> **DIRECTIONS FOR THIS TASK**: Return every record exactly as written.

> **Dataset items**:
-- -- --

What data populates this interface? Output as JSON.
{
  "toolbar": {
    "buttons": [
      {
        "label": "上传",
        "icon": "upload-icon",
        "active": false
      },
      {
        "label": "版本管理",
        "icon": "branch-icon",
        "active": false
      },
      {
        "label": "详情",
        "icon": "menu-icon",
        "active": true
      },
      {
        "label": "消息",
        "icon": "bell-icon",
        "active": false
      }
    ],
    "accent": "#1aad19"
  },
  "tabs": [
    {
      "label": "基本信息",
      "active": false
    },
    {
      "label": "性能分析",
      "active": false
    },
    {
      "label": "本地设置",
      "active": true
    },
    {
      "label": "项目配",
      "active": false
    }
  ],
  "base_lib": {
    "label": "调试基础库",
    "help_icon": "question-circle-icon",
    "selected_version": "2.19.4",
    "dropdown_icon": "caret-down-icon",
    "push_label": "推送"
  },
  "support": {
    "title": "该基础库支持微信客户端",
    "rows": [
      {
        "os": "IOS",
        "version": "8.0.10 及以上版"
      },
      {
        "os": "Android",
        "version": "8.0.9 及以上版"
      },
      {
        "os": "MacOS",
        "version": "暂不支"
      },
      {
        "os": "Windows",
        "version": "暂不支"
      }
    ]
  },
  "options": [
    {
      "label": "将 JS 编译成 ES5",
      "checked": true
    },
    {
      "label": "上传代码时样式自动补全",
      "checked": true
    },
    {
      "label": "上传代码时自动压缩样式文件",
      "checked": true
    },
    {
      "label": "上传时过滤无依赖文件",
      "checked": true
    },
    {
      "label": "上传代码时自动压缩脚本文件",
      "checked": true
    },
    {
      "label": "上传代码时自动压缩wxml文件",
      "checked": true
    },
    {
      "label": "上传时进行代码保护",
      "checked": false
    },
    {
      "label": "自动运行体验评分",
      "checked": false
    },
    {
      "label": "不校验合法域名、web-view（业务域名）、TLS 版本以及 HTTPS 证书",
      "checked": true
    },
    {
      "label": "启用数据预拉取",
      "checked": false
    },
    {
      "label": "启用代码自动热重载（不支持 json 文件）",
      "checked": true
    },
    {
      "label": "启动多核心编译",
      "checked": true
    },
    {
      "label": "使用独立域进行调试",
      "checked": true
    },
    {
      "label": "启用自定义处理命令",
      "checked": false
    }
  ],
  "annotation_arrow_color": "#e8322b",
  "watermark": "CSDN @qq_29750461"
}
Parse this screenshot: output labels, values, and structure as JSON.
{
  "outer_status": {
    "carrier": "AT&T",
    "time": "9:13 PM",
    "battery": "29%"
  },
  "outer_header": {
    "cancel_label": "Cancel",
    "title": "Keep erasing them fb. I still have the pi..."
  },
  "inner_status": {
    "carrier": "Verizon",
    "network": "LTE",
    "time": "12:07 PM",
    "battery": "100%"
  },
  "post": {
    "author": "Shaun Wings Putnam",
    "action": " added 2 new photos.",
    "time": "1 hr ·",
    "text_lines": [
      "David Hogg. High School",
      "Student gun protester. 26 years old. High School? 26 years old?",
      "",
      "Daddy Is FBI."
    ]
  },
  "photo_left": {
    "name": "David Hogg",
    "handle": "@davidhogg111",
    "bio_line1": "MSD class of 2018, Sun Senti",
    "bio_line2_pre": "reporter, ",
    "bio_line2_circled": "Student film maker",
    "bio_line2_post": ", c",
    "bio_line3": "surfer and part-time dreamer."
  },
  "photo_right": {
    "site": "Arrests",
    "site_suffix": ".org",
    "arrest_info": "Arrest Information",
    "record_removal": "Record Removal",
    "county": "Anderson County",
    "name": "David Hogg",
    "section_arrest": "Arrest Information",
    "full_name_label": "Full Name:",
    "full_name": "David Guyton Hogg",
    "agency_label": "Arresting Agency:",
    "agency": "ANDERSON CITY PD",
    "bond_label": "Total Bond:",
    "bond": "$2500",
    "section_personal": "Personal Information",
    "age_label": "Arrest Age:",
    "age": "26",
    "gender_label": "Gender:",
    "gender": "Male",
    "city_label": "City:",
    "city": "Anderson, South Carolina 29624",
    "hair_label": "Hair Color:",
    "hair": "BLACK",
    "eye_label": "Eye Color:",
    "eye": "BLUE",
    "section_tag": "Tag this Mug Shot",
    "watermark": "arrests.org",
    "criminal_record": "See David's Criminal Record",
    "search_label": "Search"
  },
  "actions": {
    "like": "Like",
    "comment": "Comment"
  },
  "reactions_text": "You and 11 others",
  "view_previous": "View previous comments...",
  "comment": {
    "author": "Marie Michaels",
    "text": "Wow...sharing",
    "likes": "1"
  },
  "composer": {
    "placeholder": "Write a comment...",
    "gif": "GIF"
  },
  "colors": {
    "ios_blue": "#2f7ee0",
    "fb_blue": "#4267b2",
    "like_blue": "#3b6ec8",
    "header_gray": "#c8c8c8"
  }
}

-- -- --

> **IN RESPONSE**:
What data populates this interface? Output as JSON.
{
  "toolbar": {
    "buttons": [
      {
        "label": "上传",
        "icon": "upload-icon",
        "active": false
      },
      {
        "label": "版本管理",
        "icon": "branch-icon",
        "active": false
      },
      {
        "label": "详情",
        "icon": "menu-icon",
        "active": true
      },
      {
        "label": "消息",
        "icon": "bell-icon",
        "active": false
      }
    ],
    "accent": "#1aad19"
  },
  "tabs": [
    {
      "label": "基本信息",
      "active": false
    },
    {
      "label": "性能分析",
      "active": false
    },
    {
      "label": "本地设置",
      "active": true
    },
    {
      "label": "项目配",
      "active": false
    }
  ],
  "base_lib": {
    "label": "调试基础库",
    "help_icon": "question-circle-icon",
    "selected_version": "2.19.4",
    "dropdown_icon": "caret-down-icon",
    "push_label": "推送"
  },
  "support": {
    "title": "该基础库支持微信客户端",
    "rows": [
      {
        "os": "IOS",
        "version": "8.0.10 及以上版"
      },
      {
        "os": "Android",
        "version": "8.0.9 及以上版"
      },
      {
        "os": "MacOS",
        "version": "暂不支"
      },
      {
        "os": "Windows",
        "version": "暂不支"
      }
    ]
  },
  "options": [
    {
      "label": "将 JS 编译成 ES5",
      "checked": true
    },
    {
      "label": "上传代码时样式自动补全",
      "checked": true
    },
    {
      "label": "上传代码时自动压缩样式文件",
      "checked": true
    },
    {
      "label": "上传时过滤无依赖文件",
      "checked": true
    },
    {
      "label": "上传代码时自动压缩脚本文件",
      "checked": true
    },
    {
      "label": "上传代码时自动压缩wxml文件",
      "checked": true
    },
    {
      "label": "上传时进行代码保护",
      "checked": false
    },
    {
      "label": "自动运行体验评分",
      "checked": false
    },
    {
      "label": "不校验合法域名、web-view（业务域名）、TLS 版本以及 HTTPS 证书",
      "checked": true
    },
    {
      "label": "启用数据预拉取",
      "checked": false
    },
    {
      "label": "启用代码自动热重载（不支持 json 文件）",
      "checked": true
    },
    {
      "label": "启动多核心编译",
      "checked": true
    },
    {
      "label": "使用独立域进行调试",
      "checked": true
    },
    {
      "label": "启用自定义处理命令",
      "checked": false
    }
  ],
  "annotation_arrow_color": "#e8322b",
  "watermark": "CSDN @qq_29750461"
}
Parse this screenshot: output labels, values, and structure as JSON.
{
  "outer_status": {
    "carrier": "AT&T",
    "time": "9:13 PM",
    "battery": "29%"
  },
  "outer_header": {
    "cancel_label": "Cancel",
    "title": "Keep erasing them fb. I still have the pi..."
  },
  "inner_status": {
    "carrier": "Verizon",
    "network": "LTE",
    "time": "12:07 PM",
    "battery": "100%"
  },
  "post": {
    "author": "Shaun Wings Putnam",
    "action": " added 2 new photos.",
    "time": "1 hr ·",
    "text_lines": [
      "David Hogg. High School",
      "Student gun protester. 26 years old. High School? 26 years old?",
      "",
      "Daddy Is FBI."
    ]
  },
  "photo_left": {
    "name": "David Hogg",
    "handle": "@davidhogg111",
    "bio_line1": "MSD class of 2018, Sun Senti",
    "bio_line2_pre": "reporter, ",
    "bio_line2_circled": "Student film maker",
    "bio_line2_post": ", c",
    "bio_line3": "surfer and part-time dreamer."
  },
  "photo_right": {
    "site": "Arrests",
    "site_suffix": ".org",
    "arrest_info": "Arrest Information",
    "record_removal": "Record Removal",
    "county": "Anderson County",
    "name": "David Hogg",
    "section_arrest": "Arrest Information",
    "full_name_label": "Full Name:",
    "full_name": "David Guyton Hogg",
    "agency_label": "Arresting Agency:",
    "agency": "ANDERSON CITY PD",
    "bond_label": "Total Bond:",
    "bond": "$2500",
    "section_personal": "Personal Information",
    "age_label": "Arrest Age:",
    "age": "26",
    "gender_label": "Gender:",
    "gender": "Male",
    "city_label": "City:",
    "city": "Anderson, South Carolina 29624",
    "hair_label": "Hair Color:",
    "hair": "BLACK",
    "eye_label": "Eye Color:",
    "eye": "BLUE",
    "section_tag": "Tag this Mug Shot",
    "watermark": "arrests.org",
    "criminal_record": "See David's Criminal Record",
    "search_label": "Search"
  },
  "actions": {
    "like": "Like",
    "comment": "Comment"
  },
  "reactions_text": "You and 11 others",
  "view_previous": "View previous comments...",
  "comment": {
    "author": "Marie Michaels",
    "text": "Wow...sharing",
    "likes": "1"
  },
  "composer": {
    "placeholder": "Write a comment...",
    "gif": "GIF"
  },
  "colors": {
    "ios_blue": "#2f7ee0",
    "fb_blue": "#4267b2",
    "like_blue": "#3b6ec8",
    "header_gray": "#c8c8c8"
  }
}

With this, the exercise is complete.